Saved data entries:
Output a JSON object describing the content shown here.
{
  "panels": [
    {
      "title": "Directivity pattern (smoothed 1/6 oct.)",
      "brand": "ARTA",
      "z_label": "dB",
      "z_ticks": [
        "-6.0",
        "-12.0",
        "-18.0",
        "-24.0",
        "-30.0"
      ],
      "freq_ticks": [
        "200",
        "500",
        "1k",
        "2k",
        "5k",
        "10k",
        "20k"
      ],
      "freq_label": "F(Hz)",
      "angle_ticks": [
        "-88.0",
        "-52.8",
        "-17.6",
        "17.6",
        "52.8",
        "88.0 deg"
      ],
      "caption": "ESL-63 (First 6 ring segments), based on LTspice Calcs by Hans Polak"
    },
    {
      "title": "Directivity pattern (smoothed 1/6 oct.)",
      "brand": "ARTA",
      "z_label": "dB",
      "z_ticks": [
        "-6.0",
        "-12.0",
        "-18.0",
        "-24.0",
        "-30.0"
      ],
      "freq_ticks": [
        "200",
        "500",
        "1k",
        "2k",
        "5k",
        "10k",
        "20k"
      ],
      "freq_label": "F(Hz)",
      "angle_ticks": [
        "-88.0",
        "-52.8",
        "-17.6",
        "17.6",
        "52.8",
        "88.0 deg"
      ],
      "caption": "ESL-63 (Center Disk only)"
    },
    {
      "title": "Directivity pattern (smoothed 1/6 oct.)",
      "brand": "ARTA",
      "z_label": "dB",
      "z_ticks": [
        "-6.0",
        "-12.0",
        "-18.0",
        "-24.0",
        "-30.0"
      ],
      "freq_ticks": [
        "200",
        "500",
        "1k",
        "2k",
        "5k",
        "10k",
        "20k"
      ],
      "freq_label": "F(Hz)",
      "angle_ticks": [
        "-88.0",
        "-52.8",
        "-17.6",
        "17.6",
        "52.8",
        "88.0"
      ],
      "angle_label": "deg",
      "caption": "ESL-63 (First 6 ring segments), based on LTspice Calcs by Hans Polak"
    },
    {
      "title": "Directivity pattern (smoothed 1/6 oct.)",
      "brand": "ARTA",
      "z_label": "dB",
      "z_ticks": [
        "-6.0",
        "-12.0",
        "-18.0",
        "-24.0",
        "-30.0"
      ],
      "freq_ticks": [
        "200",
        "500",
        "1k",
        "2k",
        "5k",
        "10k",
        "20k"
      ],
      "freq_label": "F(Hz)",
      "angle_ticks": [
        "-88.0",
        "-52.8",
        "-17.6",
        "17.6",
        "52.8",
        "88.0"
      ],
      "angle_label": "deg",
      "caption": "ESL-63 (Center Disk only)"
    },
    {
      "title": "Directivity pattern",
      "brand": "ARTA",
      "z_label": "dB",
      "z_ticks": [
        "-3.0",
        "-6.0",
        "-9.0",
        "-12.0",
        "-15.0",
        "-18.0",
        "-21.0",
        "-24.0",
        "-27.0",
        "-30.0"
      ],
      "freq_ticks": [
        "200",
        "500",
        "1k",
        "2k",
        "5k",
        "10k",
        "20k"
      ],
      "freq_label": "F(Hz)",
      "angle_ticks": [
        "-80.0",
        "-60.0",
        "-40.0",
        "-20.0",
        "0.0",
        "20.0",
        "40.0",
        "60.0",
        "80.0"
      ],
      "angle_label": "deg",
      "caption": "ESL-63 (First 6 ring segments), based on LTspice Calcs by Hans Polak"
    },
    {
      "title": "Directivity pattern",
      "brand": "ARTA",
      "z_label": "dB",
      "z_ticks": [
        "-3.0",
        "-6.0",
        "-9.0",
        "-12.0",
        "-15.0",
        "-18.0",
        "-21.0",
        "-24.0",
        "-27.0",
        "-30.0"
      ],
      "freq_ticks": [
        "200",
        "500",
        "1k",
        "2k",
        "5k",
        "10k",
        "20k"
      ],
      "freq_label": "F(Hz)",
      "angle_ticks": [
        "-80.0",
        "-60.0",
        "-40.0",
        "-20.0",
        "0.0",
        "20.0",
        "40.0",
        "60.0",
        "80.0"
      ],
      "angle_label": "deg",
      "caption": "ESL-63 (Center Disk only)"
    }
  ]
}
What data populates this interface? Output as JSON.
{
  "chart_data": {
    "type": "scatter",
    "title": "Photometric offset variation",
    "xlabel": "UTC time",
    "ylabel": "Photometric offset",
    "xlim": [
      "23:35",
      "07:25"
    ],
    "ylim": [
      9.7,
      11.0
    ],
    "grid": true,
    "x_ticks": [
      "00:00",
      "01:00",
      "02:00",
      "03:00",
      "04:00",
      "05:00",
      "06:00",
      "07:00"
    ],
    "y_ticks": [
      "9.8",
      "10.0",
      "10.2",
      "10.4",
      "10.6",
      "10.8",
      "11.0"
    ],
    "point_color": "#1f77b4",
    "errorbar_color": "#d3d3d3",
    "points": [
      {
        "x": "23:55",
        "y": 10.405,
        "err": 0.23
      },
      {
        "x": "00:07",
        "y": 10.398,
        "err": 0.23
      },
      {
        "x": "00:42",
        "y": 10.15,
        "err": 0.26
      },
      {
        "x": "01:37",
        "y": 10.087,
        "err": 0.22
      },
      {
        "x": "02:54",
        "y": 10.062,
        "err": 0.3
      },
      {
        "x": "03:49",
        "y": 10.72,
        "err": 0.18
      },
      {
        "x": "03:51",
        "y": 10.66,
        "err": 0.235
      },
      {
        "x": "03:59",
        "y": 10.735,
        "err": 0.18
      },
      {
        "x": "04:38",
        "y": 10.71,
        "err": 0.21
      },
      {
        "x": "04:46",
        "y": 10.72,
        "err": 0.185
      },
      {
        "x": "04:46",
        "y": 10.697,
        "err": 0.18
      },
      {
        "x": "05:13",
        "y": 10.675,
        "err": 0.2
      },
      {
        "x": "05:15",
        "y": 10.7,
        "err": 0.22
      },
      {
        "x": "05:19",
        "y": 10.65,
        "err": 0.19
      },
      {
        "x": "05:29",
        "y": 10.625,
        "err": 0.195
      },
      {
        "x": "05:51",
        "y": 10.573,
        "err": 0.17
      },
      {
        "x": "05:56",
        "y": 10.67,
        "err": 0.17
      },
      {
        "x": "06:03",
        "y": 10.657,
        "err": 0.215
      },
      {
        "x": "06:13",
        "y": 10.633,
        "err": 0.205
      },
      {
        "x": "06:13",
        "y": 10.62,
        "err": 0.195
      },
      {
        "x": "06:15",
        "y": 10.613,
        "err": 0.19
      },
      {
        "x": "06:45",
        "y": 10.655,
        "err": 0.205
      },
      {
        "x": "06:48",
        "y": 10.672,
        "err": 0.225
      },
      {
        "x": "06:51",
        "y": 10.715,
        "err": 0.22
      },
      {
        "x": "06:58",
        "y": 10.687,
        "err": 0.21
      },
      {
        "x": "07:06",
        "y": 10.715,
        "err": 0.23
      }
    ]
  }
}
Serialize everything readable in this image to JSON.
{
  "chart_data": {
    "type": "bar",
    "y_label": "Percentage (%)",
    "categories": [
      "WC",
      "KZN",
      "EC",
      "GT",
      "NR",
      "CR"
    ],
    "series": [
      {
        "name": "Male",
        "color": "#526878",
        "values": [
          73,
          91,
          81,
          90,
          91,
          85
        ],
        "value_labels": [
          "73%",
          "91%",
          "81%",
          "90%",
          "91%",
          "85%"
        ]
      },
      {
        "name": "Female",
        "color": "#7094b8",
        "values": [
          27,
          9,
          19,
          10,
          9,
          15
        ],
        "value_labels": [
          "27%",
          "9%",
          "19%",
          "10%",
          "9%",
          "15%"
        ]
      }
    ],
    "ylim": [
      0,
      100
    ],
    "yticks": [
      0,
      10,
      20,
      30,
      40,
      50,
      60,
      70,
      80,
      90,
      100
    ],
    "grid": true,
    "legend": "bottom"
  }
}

-- TASK DESCRIPTION --
Identify and list each line with the word "Output".

-- ANSWER FOR THE TASK --
Output a JSON object describing the content shown here.
What data populates this interface? Output as JSON.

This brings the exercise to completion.